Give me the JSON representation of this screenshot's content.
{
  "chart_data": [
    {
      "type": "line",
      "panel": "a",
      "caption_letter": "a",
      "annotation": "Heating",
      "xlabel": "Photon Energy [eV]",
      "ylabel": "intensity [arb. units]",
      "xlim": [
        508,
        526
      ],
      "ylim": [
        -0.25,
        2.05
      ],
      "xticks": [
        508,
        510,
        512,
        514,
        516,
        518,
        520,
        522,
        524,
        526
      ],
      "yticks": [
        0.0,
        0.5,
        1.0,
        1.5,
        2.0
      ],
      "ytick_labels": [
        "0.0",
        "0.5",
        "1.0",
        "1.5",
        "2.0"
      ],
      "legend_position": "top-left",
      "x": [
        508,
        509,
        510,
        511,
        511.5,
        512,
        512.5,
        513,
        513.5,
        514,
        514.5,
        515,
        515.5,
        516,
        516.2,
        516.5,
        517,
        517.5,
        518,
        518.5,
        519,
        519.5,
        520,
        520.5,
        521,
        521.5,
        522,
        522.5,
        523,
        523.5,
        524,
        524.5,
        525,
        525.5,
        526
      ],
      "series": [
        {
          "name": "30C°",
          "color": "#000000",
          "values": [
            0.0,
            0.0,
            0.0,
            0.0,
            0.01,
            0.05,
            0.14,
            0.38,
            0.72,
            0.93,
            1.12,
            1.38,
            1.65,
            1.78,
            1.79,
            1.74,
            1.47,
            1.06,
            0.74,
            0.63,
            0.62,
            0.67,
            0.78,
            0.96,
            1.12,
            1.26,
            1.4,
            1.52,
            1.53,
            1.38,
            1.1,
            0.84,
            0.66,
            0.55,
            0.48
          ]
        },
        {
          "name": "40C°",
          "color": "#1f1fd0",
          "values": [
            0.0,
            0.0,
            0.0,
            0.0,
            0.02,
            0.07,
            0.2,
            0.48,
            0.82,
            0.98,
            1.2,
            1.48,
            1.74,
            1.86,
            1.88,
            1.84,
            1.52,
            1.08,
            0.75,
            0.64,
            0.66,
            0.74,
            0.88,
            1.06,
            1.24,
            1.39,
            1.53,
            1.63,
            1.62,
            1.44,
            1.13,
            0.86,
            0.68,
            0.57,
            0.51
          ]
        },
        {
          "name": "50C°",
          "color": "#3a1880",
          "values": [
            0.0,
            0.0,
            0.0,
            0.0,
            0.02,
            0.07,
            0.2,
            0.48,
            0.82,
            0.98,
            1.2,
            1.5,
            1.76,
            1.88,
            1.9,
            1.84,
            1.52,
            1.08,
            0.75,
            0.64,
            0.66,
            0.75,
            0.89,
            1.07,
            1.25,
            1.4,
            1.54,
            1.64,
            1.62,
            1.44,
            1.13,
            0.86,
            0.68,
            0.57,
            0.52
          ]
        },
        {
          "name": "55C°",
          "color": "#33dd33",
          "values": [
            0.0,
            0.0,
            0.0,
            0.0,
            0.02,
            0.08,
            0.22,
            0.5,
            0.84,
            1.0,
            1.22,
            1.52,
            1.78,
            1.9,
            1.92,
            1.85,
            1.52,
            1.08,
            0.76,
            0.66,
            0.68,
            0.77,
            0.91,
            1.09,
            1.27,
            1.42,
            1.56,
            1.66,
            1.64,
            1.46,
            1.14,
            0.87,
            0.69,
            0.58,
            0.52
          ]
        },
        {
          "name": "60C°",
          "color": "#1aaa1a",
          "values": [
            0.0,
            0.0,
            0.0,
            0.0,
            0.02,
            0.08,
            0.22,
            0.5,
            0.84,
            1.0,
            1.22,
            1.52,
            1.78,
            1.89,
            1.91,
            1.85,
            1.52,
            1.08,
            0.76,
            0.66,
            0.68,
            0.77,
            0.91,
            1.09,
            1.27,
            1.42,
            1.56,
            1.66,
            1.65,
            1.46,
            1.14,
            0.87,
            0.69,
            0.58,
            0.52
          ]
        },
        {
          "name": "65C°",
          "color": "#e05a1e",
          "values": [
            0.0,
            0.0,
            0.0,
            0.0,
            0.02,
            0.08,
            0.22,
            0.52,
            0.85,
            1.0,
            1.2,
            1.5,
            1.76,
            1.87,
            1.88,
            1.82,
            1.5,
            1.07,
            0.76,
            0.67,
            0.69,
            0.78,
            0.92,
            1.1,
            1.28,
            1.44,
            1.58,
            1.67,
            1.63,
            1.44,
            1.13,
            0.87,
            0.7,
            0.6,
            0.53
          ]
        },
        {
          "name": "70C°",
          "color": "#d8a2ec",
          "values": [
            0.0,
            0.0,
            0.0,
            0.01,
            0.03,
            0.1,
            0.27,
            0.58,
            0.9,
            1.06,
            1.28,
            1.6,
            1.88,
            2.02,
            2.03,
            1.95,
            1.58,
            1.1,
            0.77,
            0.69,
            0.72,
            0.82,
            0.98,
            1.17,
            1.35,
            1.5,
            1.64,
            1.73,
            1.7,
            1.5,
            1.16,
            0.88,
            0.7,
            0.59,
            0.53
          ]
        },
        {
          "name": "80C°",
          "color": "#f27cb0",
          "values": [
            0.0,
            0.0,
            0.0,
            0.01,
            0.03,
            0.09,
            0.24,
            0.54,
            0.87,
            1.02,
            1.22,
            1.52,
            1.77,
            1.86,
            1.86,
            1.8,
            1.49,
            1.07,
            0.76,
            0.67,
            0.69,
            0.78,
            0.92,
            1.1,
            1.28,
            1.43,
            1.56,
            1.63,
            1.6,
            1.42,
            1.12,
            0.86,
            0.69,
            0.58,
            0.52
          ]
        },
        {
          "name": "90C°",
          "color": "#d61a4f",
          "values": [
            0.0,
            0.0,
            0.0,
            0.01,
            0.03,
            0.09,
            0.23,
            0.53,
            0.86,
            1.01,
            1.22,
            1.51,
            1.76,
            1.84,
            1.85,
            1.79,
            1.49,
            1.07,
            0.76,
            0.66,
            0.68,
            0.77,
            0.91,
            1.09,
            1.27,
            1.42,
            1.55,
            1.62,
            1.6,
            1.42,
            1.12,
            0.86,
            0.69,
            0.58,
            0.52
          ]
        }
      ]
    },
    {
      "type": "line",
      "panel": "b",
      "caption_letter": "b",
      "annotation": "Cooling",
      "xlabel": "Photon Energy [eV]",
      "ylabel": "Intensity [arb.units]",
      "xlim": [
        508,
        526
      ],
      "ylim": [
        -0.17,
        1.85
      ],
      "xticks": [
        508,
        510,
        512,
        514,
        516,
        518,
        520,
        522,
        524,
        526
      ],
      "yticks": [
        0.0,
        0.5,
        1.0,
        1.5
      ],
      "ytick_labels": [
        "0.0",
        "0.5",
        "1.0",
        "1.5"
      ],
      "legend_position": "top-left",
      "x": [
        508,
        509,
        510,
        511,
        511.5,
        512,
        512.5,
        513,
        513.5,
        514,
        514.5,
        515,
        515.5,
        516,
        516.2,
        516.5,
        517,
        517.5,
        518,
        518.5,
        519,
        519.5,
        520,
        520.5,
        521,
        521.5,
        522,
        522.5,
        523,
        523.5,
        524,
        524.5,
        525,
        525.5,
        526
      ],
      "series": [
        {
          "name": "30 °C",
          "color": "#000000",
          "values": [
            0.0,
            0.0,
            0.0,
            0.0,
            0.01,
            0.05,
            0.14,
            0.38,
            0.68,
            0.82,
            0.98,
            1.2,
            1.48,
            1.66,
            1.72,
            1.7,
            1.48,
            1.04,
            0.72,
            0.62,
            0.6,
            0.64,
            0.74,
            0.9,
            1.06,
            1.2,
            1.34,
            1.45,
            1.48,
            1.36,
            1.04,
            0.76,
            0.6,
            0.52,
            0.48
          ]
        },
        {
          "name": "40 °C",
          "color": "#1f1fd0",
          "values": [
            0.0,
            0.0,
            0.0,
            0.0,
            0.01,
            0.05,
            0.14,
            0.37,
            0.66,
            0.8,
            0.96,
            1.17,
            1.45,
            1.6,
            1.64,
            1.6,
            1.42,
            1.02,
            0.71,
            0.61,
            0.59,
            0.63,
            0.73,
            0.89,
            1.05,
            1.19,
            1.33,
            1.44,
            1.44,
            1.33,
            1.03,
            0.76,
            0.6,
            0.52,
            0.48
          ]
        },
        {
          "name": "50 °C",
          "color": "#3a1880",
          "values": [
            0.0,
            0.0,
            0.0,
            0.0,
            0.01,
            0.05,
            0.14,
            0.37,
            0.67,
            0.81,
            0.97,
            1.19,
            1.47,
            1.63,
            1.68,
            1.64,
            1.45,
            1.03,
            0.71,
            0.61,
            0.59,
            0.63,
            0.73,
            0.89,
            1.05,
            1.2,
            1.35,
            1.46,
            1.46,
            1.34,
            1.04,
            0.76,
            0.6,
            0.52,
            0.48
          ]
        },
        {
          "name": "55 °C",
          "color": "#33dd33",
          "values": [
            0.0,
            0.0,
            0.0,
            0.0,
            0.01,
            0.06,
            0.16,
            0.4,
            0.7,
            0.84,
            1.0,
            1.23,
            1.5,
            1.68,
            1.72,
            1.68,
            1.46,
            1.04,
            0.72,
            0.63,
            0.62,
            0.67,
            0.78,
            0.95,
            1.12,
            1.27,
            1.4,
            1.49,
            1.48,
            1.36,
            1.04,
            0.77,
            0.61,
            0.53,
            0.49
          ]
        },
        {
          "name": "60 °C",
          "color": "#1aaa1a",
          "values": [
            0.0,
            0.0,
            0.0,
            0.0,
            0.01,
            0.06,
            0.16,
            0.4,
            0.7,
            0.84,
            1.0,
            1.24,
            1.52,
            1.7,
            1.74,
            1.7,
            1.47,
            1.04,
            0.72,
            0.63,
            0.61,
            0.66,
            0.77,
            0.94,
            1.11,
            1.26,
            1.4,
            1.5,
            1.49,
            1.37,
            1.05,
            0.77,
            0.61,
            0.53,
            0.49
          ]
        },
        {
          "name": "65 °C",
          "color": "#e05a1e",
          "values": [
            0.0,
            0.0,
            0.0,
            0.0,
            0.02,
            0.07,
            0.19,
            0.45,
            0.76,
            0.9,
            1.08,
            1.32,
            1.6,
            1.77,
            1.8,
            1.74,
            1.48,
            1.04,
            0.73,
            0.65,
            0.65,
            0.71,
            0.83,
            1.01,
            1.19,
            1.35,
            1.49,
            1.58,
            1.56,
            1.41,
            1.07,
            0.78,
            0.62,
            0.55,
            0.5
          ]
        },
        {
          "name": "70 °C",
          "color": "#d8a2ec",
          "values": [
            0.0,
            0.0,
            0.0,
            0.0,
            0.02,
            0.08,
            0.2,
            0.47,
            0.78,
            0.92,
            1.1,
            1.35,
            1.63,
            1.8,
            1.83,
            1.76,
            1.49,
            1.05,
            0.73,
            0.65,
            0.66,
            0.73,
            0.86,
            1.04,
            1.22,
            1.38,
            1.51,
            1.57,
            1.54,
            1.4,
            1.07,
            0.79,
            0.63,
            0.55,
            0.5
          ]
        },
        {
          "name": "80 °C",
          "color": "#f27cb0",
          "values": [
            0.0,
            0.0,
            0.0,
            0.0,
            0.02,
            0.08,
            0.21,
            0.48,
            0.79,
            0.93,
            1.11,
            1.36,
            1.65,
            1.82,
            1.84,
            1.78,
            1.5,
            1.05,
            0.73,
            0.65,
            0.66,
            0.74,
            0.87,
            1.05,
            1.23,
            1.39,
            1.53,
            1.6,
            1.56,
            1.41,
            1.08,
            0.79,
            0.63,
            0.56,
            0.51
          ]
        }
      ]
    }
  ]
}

**What is asked:** State the count of lines with the word "ylabel" in them, and write nothing else.

**Solution below:** 2